● RECORDS SHOWN

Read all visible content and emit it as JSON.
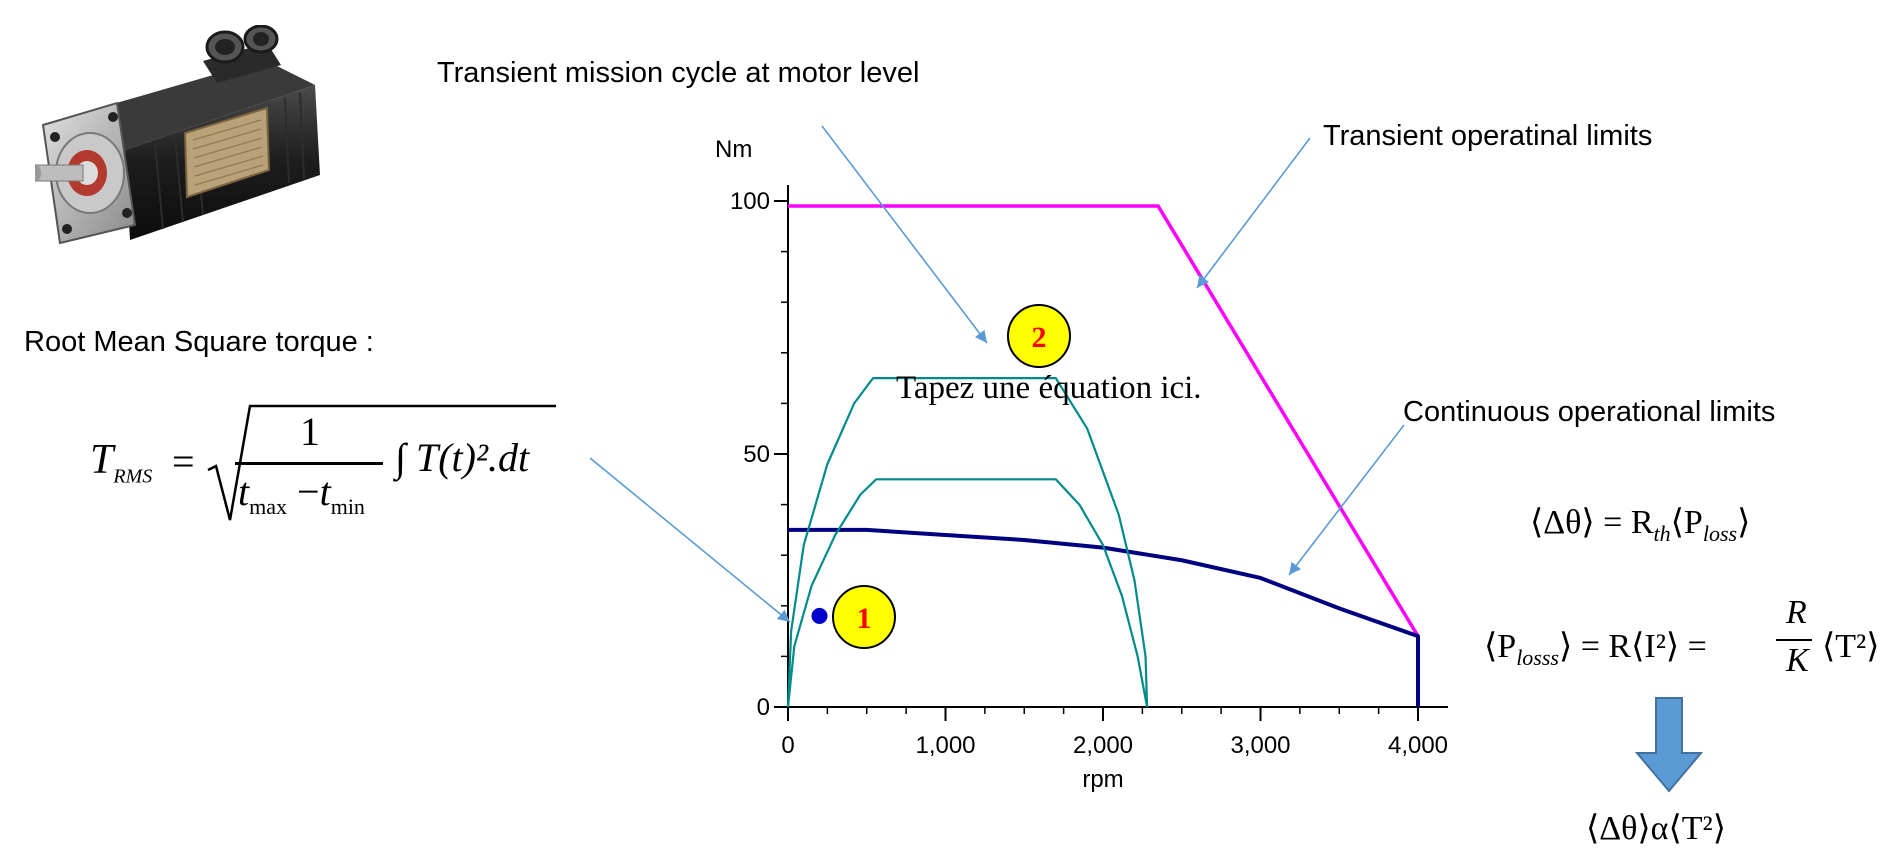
{
  "headings": {
    "mission_cycle": "Transient mission cycle at motor level",
    "transient_limits": "Transient operatinal limits",
    "continuous_limits": "Continuous operational limits",
    "rms_torque": "Root Mean Square torque :",
    "placeholder_equation": "Tapez une équation ici."
  },
  "formulas": {
    "t_rms_lhs": "T",
    "t_rms_sub": "RMS",
    "t_rms_num": "1",
    "t_rms_den_a": "t",
    "t_rms_den_a_sub": "max",
    "t_rms_den_minus": "−",
    "t_rms_den_b": "t",
    "t_rms_den_b_sub": "min",
    "t_rms_integrand": "∫ T(t)².dt",
    "eq_theta": "⟨Δθ⟩ = R",
    "eq_theta_sub": "th",
    "eq_theta_rhs": "⟨P",
    "eq_theta_rhs_sub": "loss",
    "eq_theta_end": "⟩",
    "eq_ploss_lhs": "⟨P",
    "eq_ploss_sub": "losss",
    "eq_ploss_mid": "⟩ = R⟨I²⟩ =",
    "eq_ploss_frac_num": "R",
    "eq_ploss_frac_den": "K",
    "eq_ploss_end": "⟨T²⟩",
    "eq_prop": "⟨Δθ⟩α⟨T²⟩"
  },
  "markers": {
    "point1": "1",
    "point2": "2"
  },
  "colors": {
    "transient": "#ff00ff",
    "continuous": "#000080",
    "mission": "#008b8b",
    "marker_fill": "#ffff00",
    "marker_text": "#ff0000",
    "callout_line": "#5b9bd5",
    "arrow": "#5b9bd5"
  },
  "chart_data": {
    "type": "line",
    "xlabel": "rpm",
    "ylabel": "Nm",
    "xlim": [
      0,
      4200
    ],
    "ylim": [
      0,
      100
    ],
    "x_ticks": [
      "0",
      "1,000",
      "2,000",
      "3,000",
      "4,000"
    ],
    "y_ticks": [
      "0",
      "50",
      "100"
    ],
    "grid": false,
    "legend": "none",
    "series": [
      {
        "color": "#ff00ff",
        "points": [
          [
            0,
            99
          ],
          [
            2350,
            99
          ],
          [
            4000,
            14
          ],
          [
            4000,
            0
          ]
        ]
      },
      {
        "color": "#000080",
        "points": [
          [
            0,
            35
          ],
          [
            500,
            35
          ],
          [
            1000,
            34
          ],
          [
            1500,
            33
          ],
          [
            2000,
            31.5
          ],
          [
            2500,
            29
          ],
          [
            3000,
            25.5
          ],
          [
            3500,
            19.5
          ],
          [
            4000,
            14
          ],
          [
            4000,
            0
          ]
        ]
      },
      {
        "color": "#008b8b",
        "points": [
          [
            0,
            0
          ],
          [
            20,
            15
          ],
          [
            100,
            32
          ],
          [
            250,
            48
          ],
          [
            420,
            60
          ],
          [
            540,
            65
          ],
          [
            1700,
            65
          ],
          [
            1900,
            55
          ],
          [
            2100,
            38
          ],
          [
            2200,
            25
          ],
          [
            2270,
            10
          ],
          [
            2280,
            0
          ]
        ]
      },
      {
        "color": "#008b8b",
        "points": [
          [
            0,
            0
          ],
          [
            40,
            12
          ],
          [
            150,
            24
          ],
          [
            300,
            34
          ],
          [
            460,
            42
          ],
          [
            560,
            45
          ],
          [
            1700,
            45
          ],
          [
            1850,
            40
          ],
          [
            2000,
            32
          ],
          [
            2120,
            22
          ],
          [
            2220,
            10
          ],
          [
            2280,
            0
          ]
        ]
      }
    ],
    "points": [
      {
        "label": "1",
        "x": 200,
        "y": 18
      }
    ]
  }
}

● WORK TO BE COMPLETED
Determine how many lines include the word "limits" and report that number by itself.

● FULL SOLUTION
2